Description of the task ::
Extract the full set of records, then give each one again exactly.

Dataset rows
╔══
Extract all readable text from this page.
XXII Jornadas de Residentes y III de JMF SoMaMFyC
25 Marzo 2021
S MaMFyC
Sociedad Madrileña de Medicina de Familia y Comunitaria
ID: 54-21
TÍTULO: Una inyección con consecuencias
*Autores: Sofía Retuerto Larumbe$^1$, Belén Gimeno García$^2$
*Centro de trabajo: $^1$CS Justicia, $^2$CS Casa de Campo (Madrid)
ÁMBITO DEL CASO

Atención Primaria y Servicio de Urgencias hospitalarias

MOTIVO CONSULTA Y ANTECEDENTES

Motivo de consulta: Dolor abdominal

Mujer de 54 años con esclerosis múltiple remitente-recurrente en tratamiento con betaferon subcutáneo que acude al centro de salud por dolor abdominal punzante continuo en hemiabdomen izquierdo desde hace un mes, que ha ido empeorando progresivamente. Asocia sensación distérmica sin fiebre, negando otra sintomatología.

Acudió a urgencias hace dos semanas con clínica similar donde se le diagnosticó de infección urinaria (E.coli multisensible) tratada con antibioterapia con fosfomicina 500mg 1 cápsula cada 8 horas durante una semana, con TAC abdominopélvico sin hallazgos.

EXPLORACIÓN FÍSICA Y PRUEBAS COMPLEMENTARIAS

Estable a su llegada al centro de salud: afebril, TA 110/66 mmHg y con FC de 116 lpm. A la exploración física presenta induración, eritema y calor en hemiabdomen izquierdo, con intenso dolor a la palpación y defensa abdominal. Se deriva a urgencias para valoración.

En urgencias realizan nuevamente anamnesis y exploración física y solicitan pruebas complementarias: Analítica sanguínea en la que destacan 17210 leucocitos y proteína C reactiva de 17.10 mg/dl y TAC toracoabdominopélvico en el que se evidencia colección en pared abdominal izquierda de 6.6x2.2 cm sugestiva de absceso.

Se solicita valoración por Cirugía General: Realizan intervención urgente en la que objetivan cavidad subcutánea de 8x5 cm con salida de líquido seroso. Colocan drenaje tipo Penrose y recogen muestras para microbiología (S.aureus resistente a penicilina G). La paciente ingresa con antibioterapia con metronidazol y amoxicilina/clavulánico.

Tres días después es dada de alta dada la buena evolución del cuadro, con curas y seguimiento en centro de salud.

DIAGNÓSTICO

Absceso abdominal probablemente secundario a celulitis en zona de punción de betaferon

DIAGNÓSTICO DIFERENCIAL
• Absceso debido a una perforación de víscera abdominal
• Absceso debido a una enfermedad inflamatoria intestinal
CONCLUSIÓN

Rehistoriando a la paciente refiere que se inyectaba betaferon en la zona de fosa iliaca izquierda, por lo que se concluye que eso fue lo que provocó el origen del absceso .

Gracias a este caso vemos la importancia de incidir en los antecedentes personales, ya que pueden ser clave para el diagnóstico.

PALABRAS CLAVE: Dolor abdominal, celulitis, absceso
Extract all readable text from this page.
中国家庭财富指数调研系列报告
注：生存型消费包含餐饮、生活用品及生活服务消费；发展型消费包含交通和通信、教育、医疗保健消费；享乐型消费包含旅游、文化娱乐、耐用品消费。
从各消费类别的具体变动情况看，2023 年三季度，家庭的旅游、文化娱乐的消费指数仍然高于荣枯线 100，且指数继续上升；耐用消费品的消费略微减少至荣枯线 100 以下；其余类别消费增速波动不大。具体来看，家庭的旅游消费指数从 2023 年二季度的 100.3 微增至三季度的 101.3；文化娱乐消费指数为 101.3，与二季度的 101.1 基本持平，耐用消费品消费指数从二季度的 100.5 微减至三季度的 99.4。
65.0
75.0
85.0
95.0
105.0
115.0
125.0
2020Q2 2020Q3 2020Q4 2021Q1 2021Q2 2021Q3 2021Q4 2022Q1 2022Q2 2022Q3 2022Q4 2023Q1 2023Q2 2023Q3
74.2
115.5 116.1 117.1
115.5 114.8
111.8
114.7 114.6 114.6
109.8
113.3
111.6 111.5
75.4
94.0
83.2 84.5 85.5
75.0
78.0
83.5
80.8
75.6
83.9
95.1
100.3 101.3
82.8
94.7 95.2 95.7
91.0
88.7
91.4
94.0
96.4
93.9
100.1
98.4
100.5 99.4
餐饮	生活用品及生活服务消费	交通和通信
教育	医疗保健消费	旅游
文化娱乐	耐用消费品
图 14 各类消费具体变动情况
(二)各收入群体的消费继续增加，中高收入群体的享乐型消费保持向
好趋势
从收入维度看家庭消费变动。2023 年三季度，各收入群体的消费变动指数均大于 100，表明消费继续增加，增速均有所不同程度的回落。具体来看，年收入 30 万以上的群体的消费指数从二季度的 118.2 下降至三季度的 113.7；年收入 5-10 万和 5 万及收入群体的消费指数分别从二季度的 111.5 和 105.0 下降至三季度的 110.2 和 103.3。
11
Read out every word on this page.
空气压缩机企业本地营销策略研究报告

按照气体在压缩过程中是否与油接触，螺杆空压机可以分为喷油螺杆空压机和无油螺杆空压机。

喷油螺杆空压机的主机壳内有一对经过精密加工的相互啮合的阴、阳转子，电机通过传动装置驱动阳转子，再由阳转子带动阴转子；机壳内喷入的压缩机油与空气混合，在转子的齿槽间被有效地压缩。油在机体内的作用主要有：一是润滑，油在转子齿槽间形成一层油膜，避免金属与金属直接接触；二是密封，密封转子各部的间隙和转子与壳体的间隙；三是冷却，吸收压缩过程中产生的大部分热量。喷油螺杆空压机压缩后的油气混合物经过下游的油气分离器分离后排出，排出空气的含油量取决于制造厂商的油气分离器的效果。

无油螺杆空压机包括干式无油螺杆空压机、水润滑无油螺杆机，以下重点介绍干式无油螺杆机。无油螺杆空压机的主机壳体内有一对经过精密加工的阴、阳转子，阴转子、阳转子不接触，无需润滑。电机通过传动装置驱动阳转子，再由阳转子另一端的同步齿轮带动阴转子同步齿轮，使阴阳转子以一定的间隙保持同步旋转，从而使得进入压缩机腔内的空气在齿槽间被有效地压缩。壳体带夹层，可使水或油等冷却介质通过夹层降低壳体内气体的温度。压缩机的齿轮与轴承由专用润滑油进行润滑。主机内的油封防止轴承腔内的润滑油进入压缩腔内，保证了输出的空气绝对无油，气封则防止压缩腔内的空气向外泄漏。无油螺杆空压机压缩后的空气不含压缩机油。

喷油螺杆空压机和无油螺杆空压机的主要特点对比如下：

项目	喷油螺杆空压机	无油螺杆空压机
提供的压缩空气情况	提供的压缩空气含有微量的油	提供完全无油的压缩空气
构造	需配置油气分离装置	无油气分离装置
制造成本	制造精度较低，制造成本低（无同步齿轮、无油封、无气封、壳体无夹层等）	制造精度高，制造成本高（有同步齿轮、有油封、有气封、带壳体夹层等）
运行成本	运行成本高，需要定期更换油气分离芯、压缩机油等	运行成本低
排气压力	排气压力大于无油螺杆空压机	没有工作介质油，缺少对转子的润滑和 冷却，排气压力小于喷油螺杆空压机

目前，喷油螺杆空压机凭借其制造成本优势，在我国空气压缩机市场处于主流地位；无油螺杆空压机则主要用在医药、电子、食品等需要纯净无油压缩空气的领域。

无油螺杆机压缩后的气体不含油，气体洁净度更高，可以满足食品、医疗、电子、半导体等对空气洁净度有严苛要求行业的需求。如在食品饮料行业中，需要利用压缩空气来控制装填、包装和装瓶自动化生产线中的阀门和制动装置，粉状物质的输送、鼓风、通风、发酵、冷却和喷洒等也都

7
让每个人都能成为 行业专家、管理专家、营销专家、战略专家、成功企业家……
╚══
Correct answer ::
Extract all readable text from this page.
XXII Jornadas de Residentes y III de JMF SoMaMFyC
25 Marzo 2021
S MaMFyC
Sociedad Madrileña de Medicina de Familia y Comunitaria
ID: 54-21
TÍTULO: Una inyección con consecuencias
*Autores: Sofía Retuerto Larumbe$^1$, Belén Gimeno García$^2$
*Centro de trabajo: $^1$CS Justicia, $^2$CS Casa de Campo (Madrid)
ÁMBITO DEL CASO

Atención Primaria y Servicio de Urgencias hospitalarias

MOTIVO CONSULTA Y ANTECEDENTES

Motivo de consulta: Dolor abdominal

Mujer de 54 años con esclerosis múltiple remitente-recurrente en tratamiento con betaferon subcutáneo que acude al centro de salud por dolor abdominal punzante continuo en hemiabdomen izquierdo desde hace un mes, que ha ido empeorando progresivamente. Asocia sensación distérmica sin fiebre, negando otra sintomatología.

Acudió a urgencias hace dos semanas con clínica similar donde se le diagnosticó de infección urinaria (E.coli multisensible) tratada con antibioterapia con fosfomicina 500mg 1 cápsula cada 8 horas durante una semana, con TAC abdominopélvico sin hallazgos.

EXPLORACIÓN FÍSICA Y PRUEBAS COMPLEMENTARIAS

Estable a su llegada al centro de salud: afebril, TA 110/66 mmHg y con FC de 116 lpm. A la exploración física presenta induración, eritema y calor en hemiabdomen izquierdo, con intenso dolor a la palpación y defensa abdominal. Se deriva a urgencias para valoración.

En urgencias realizan nuevamente anamnesis y exploración física y solicitan pruebas complementarias: Analítica sanguínea en la que destacan 17210 leucocitos y proteína C reactiva de 17.10 mg/dl y TAC toracoabdominopélvico en el que se evidencia colección en pared abdominal izquierda de 6.6x2.2 cm sugestiva de absceso.

Se solicita valoración por Cirugía General: Realizan intervención urgente en la que objetivan cavidad subcutánea de 8x5 cm con salida de líquido seroso. Colocan drenaje tipo Penrose y recogen muestras para microbiología (S.aureus resistente a penicilina G). La paciente ingresa con antibioterapia con metronidazol y amoxicilina/clavulánico.

Tres días después es dada de alta dada la buena evolución del cuadro, con curas y seguimiento en centro de salud.

DIAGNÓSTICO

Absceso abdominal probablemente secundario a celulitis en zona de punción de betaferon

DIAGNÓSTICO DIFERENCIAL
• Absceso debido a una perforación de víscera abdominal
• Absceso debido a una enfermedad inflamatoria intestinal
CONCLUSIÓN

Rehistoriando a la paciente refiere que se inyectaba betaferon en la zona de fosa iliaca izquierda, por lo que se concluye que eso fue lo que provocó el origen del absceso .

Gracias a este caso vemos la importancia de incidir en los antecedentes personales, ya que pueden ser clave para el diagnóstico.

PALABRAS CLAVE: Dolor abdominal, celulitis, absceso
Extract all readable text from this page.
中国家庭财富指数调研系列报告
注：生存型消费包含餐饮、生活用品及生活服务消费；发展型消费包含交通和通信、教育、医疗保健消费；享乐型消费包含旅游、文化娱乐、耐用品消费。
从各消费类别的具体变动情况看，2023 年三季度，家庭的旅游、文化娱乐的消费指数仍然高于荣枯线 100，且指数继续上升；耐用消费品的消费略微减少至荣枯线 100 以下；其余类别消费增速波动不大。具体来看，家庭的旅游消费指数从 2023 年二季度的 100.3 微增至三季度的 101.3；文化娱乐消费指数为 101.3，与二季度的 101.1 基本持平，耐用消费品消费指数从二季度的 100.5 微减至三季度的 99.4。
65.0
75.0
85.0
95.0
105.0
115.0
125.0
2020Q2 2020Q3 2020Q4 2021Q1 2021Q2 2021Q3 2021Q4 2022Q1 2022Q2 2022Q3 2022Q4 2023Q1 2023Q2 2023Q3
74.2
115.5 116.1 117.1
115.5 114.8
111.8
114.7 114.6 114.6
109.8
113.3
111.6 111.5
75.4
94.0
83.2 84.5 85.5
75.0
78.0
83.5
80.8
75.6
83.9
95.1
100.3 101.3
82.8
94.7 95.2 95.7
91.0
88.7
91.4
94.0
96.4
93.9
100.1
98.4
100.5 99.4
餐饮	生活用品及生活服务消费	交通和通信
教育	医疗保健消费	旅游
文化娱乐	耐用消费品
图 14 各类消费具体变动情况
(二)各收入群体的消费继续增加，中高收入群体的享乐型消费保持向
好趋势
从收入维度看家庭消费变动。2023 年三季度，各收入群体的消费变动指数均大于 100，表明消费继续增加，增速均有所不同程度的回落。具体来看，年收入 30 万以上的群体的消费指数从二季度的 118.2 下降至三季度的 113.7；年收入 5-10 万和 5 万及收入群体的消费指数分别从二季度的 111.5 和 105.0 下降至三季度的 110.2 和 103.3。
11
Read out every word on this page.
空气压缩机企业本地营销策略研究报告

按照气体在压缩过程中是否与油接触，螺杆空压机可以分为喷油螺杆空压机和无油螺杆空压机。

喷油螺杆空压机的主机壳内有一对经过精密加工的相互啮合的阴、阳转子，电机通过传动装置驱动阳转子，再由阳转子带动阴转子；机壳内喷入的压缩机油与空气混合，在转子的齿槽间被有效地压缩。油在机体内的作用主要有：一是润滑，油在转子齿槽间形成一层油膜，避免金属与金属直接接触；二是密封，密封转子各部的间隙和转子与壳体的间隙；三是冷却，吸收压缩过程中产生的大部分热量。喷油螺杆空压机压缩后的油气混合物经过下游的油气分离器分离后排出，排出空气的含油量取决于制造厂商的油气分离器的效果。

无油螺杆空压机包括干式无油螺杆空压机、水润滑无油螺杆机，以下重点介绍干式无油螺杆机。无油螺杆空压机的主机壳体内有一对经过精密加工的阴、阳转子，阴转子、阳转子不接触，无需润滑。电机通过传动装置驱动阳转子，再由阳转子另一端的同步齿轮带动阴转子同步齿轮，使阴阳转子以一定的间隙保持同步旋转，从而使得进入压缩机腔内的空气在齿槽间被有效地压缩。壳体带夹层，可使水或油等冷却介质通过夹层降低壳体内气体的温度。压缩机的齿轮与轴承由专用润滑油进行润滑。主机内的油封防止轴承腔内的润滑油进入压缩腔内，保证了输出的空气绝对无油，气封则防止压缩腔内的空气向外泄漏。无油螺杆空压机压缩后的空气不含压缩机油。

喷油螺杆空压机和无油螺杆空压机的主要特点对比如下：

项目	喷油螺杆空压机	无油螺杆空压机
提供的压缩空气情况	提供的压缩空气含有微量的油	提供完全无油的压缩空气
构造	需配置油气分离装置	无油气分离装置
制造成本	制造精度较低，制造成本低（无同步齿轮、无油封、无气封、壳体无夹层等）	制造精度高，制造成本高（有同步齿轮、有油封、有气封、带壳体夹层等）
运行成本	运行成本高，需要定期更换油气分离芯、压缩机油等	运行成本低
排气压力	排气压力大于无油螺杆空压机	没有工作介质油，缺少对转子的润滑和 冷却，排气压力小于喷油螺杆空压机

目前，喷油螺杆空压机凭借其制造成本优势，在我国空气压缩机市场处于主流地位；无油螺杆空压机则主要用在医药、电子、食品等需要纯净无油压缩空气的领域。

无油螺杆机压缩后的气体不含油，气体洁净度更高，可以满足食品、医疗、电子、半导体等对空气洁净度有严苛要求行业的需求。如在食品饮料行业中，需要利用压缩空气来控制装填、包装和装瓶自动化生产线中的阀门和制动装置，粉状物质的输送、鼓风、通风、发酵、冷却和喷洒等也都

7
让每个人都能成为 行业专家、管理专家、营销专家、战略专家、成功企业家……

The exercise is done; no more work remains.